Extract every line from the records below that contains the word "socioculturel".
— Begin —
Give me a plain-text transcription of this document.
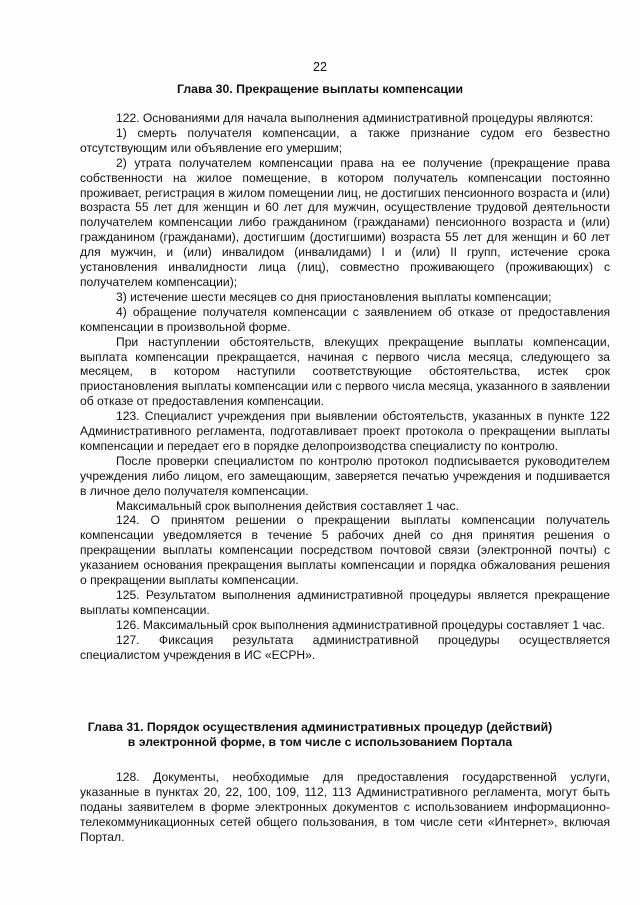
22
Глава 30. Прекращение выплаты компенсации

122. Основаниями для начала выполнения административной процедуры являются:

1) смерть получателя компенсации, а также признание судом его безвестно отсутствующим или объявление его умершим;

2) утрата получателем компенсации права на ее получение (прекращение права собственности на жилое помещение, в котором получатель компенсации постоянно проживает, регистрация в жилом помещении лиц, не достигших пенсионного возраста и (или) возраста 55 лет для женщин и 60 лет для мужчин, осуществление трудовой деятельности получателем компенсации либо гражданином (гражданами) пенсионного возраста и (или) гражданином (гражданами), достигшим (достигшими) возраста 55 лет для женщин и 60 лет для мужчин, и (или) инвалидом (инвалидами) I и (или) II групп, истечение срока установления инвалидности лица (лиц), совместно проживающего (проживающих) с получателем компенсации);

3) истечение шести месяцев со дня приостановления выплаты компенсации;

4) обращение получателя компенсации с заявлением об отказе от предоставления компенсации в произвольной форме.

При наступлении обстоятельств, влекущих прекращение выплаты компенсации, выплата компенсации прекращается, начиная с первого числа месяца, следующего за месяцем, в котором наступили соответствующие обстоятельства, истек срок приостановления выплаты компенсации или с первого числа месяца, указанного в заявлении об отказе от предоставления компенсации.

123. Специалист учреждения при выявлении обстоятельств, указанных в пункте 122 Административного регламента, подготавливает проект протокола о прекращении выплаты компенсации и передает его в порядке делопроизводства специалисту по контролю.

После проверки специалистом по контролю протокол подписывается руководителем учреждения либо лицом, его замещающим, заверяется печатью учреждения и подшивается в личное дело получателя компенсации.

Максимальный срок выполнения действия составляет 1 час.

124. О принятом решении о прекращении выплаты компенсации получатель компенсации уведомляется в течение 5 рабочих дней со дня принятия решения о прекращении выплаты компенсации посредством почтовой связи (электронной почты) с указанием основания прекращения выплаты компенсации и порядка обжалования решения о прекращении выплаты компенсации.

125. Результатом выполнения административной процедуры является прекращение выплаты компенсации.

126. Максимальный срок выполнения административной процедуры составляет 1 час.

127. Фиксация результата административной процедуры осуществляется специалистом учреждения в ИС «ЕСРН».

Глава 31. Порядок осуществления административных процедур (действий)
в электронной форме, в том числе с использованием Портала

128. Документы, необходимые для предоставления государственной услуги, указанные в пунктах 20, 22, 100, 109, 112, 113 Административного регламента, могут быть поданы заявителем в форме электронных документов с использованием информационно-телекоммуникационных сетей общего пользования, в том числе сети «Интернет», включая Портал.
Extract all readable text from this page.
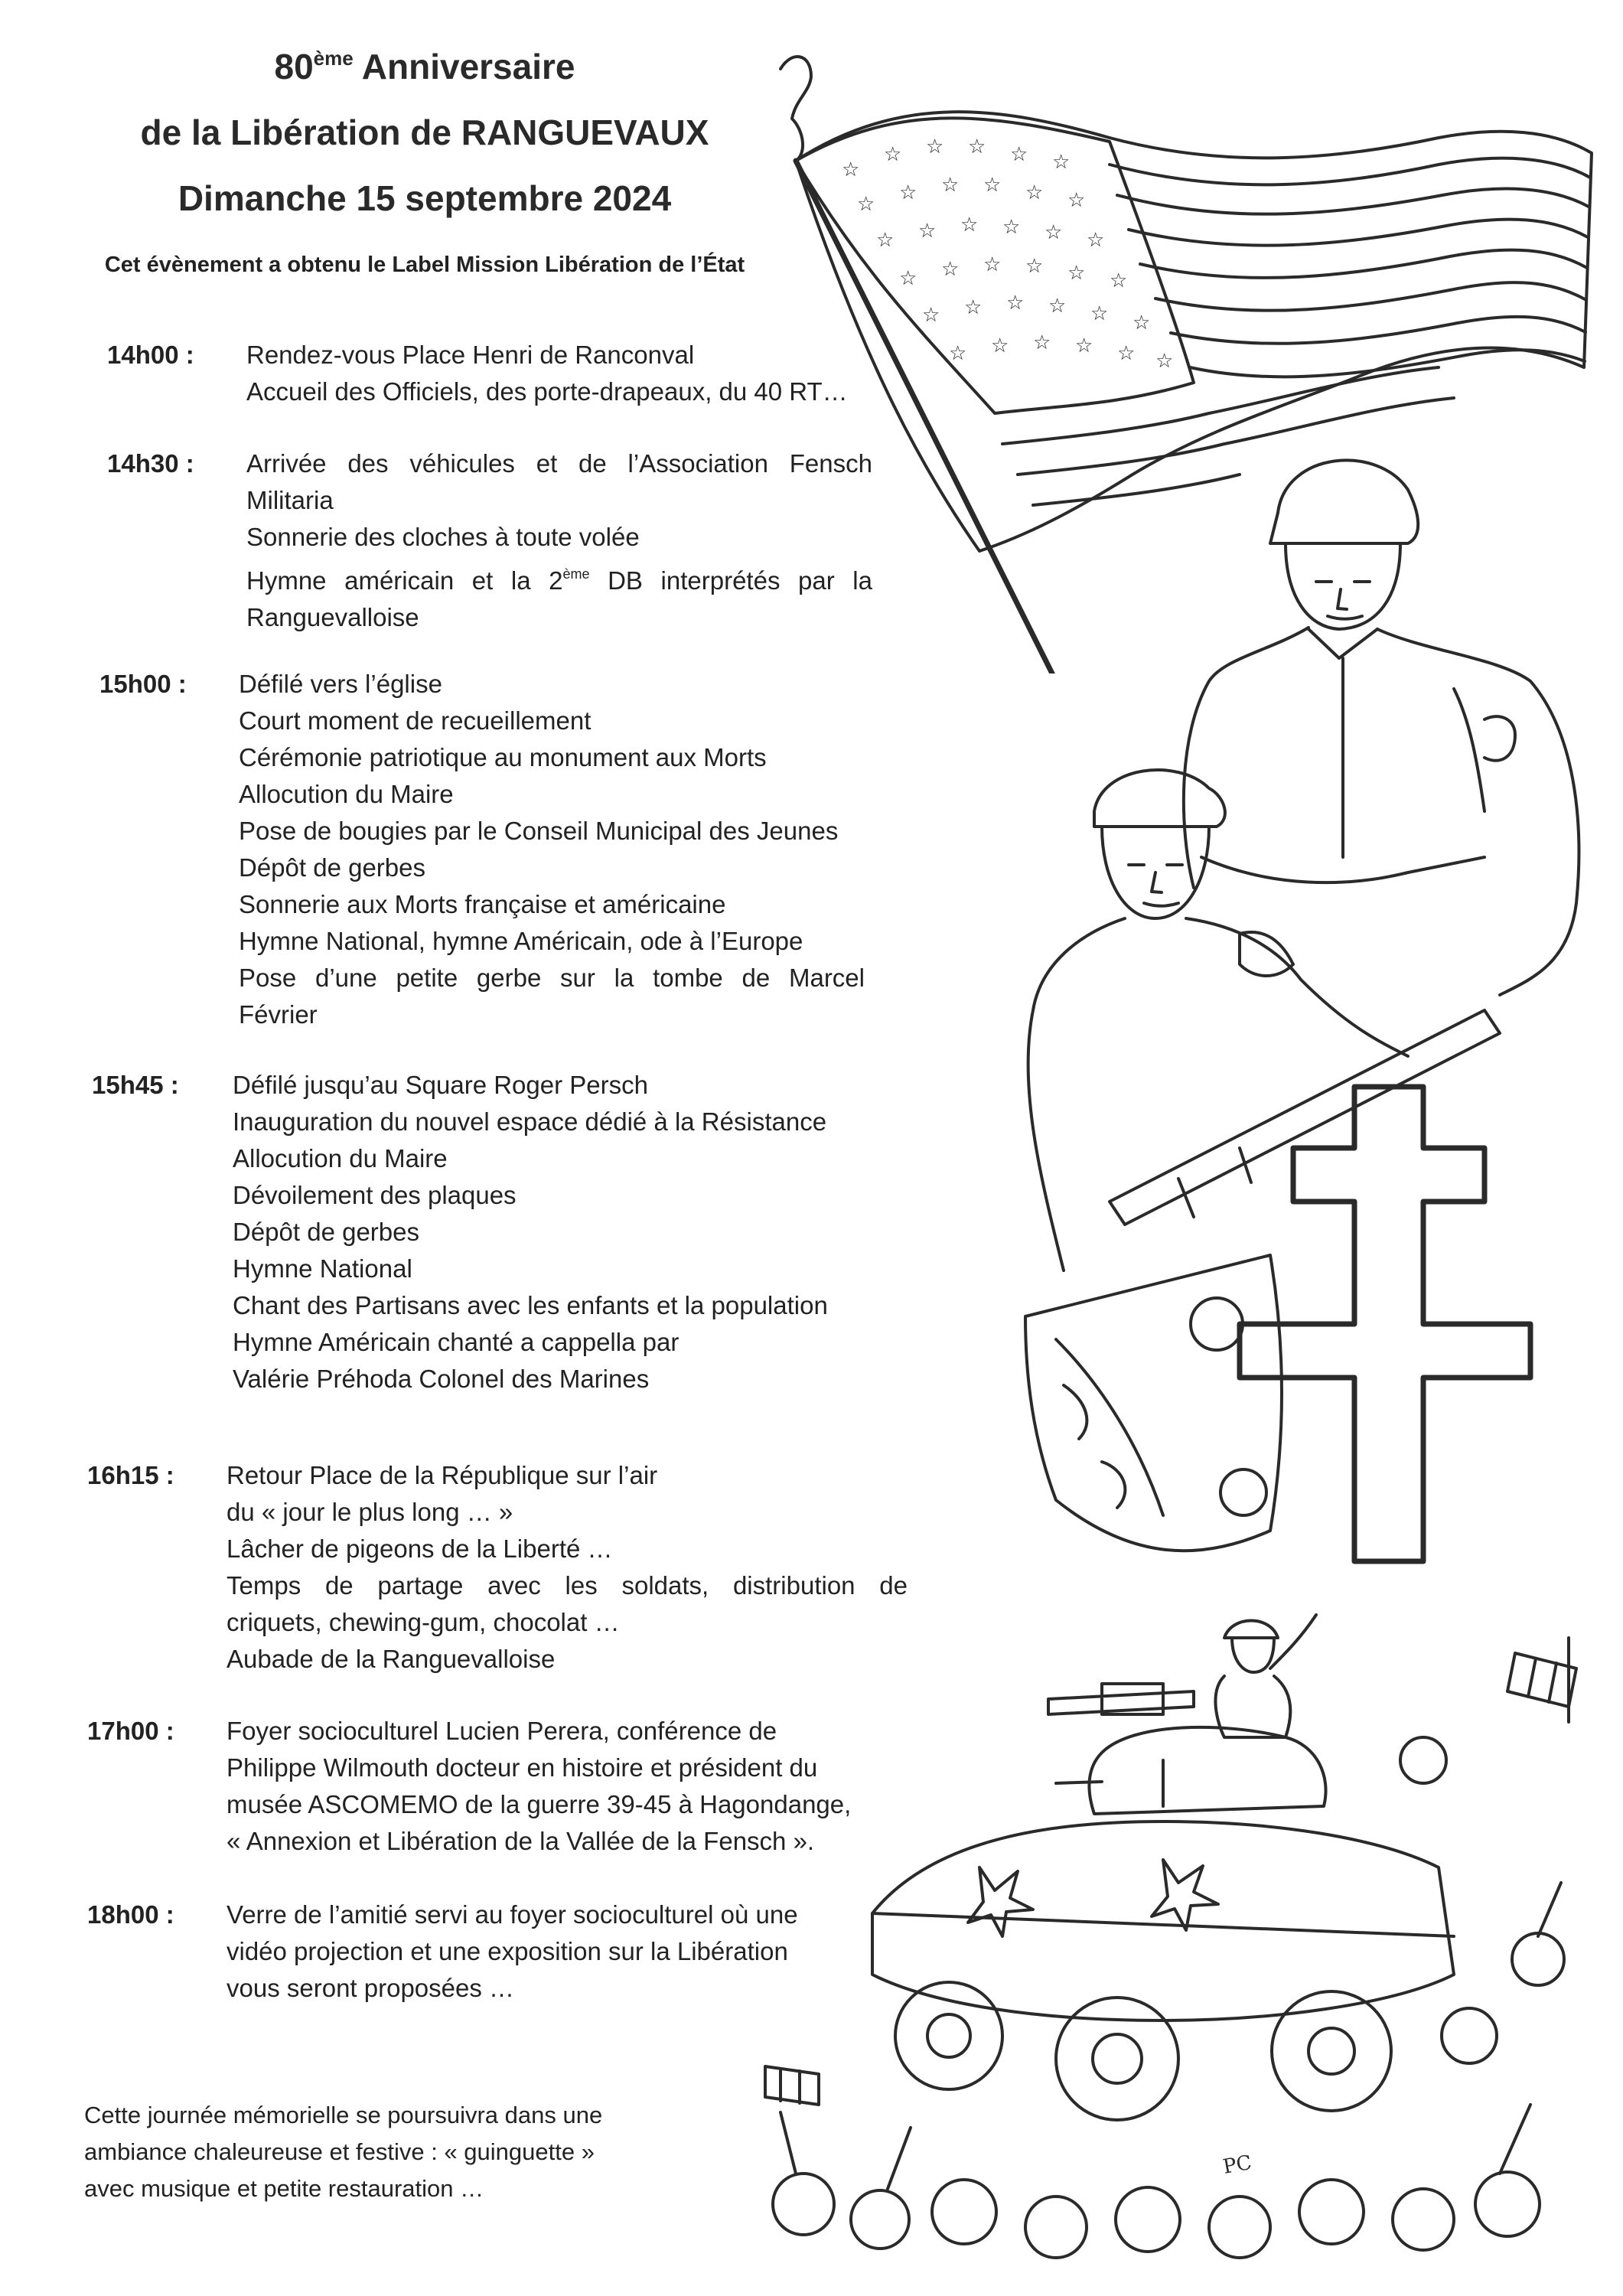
80ème Anniversaire
de la Libération de RANGUEVAUX
Dimanche 15 septembre 2024
Cet évènement a obtenu le Label Mission Libération de l’État
14h00 : Rendez-vous Place Henri de Ranconval
Accueil des Officiels, des porte-drapeaux, du 40 RT…
14h30 : Arrivée des véhicules et de l’Association Fensch
Militaria
Sonnerie des cloches à toute volée
Hymne américain et la 2ème DB interprétés par la
Ranguevalloise
15h00 : Défilé vers l’église
Court moment de recueillement
Cérémonie patriotique au monument aux Morts
Allocution du Maire
Pose de bougies par le Conseil Municipal des Jeunes
Dépôt de gerbes
Sonnerie aux Morts française et américaine
Hymne National, hymne Américain, ode à l’Europe
Pose d’une petite gerbe sur la tombe de Marcel
Février
15h45 : Défilé jusqu’au Square Roger Persch
Inauguration du nouvel espace dédié à la Résistance
Allocution du Maire
Dévoilement des plaques
Dépôt de gerbes
Hymne National
Chant des Partisans avec les enfants et la population
Hymne Américain chanté a cappella par
Valérie Préhoda Colonel des Marines
16h15 : Retour Place de la République sur l’air
du « jour le plus long … »
Lâcher de pigeons de la Liberté …
Temps de partage avec les soldats, distribution de
criquets, chewing-gum, chocolat …
Aubade de la Ranguevalloise
17h00 : Foyer socioculturel Lucien Perera, conférence de
Philippe Wilmouth docteur en histoire et président du
musée ASCOMEMO de la guerre 39-45 à Hagondange,
« Annexion et Libération de la Vallée de la Fensch ».
18h00 : Verre de l’amitié servi au foyer socioculturel où une
vidéo projection et une exposition sur la Libération
vous seront proposées …
Cette journée mémorielle se poursuivra dans une
ambiance chaleureuse et festive : « guinguette »
avec musique et petite restauration …
☆
☆ ☆ ☆ ☆ ☆
☆ ☆ ☆ ☆ ☆ ☆
☆ ☆ ☆ ☆ ☆ ☆
☆ ☆ ☆ ☆ ☆ ☆
☆ ☆ ☆ ☆ ☆ ☆
☆ ☆ ☆ ☆ ☆ ☆
PC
— End —
### Written answer
17h00 : Foyer socioculturel Lucien Perera, conférence de
18h00 : Verre de l’amitié servi au foyer socioculturel où une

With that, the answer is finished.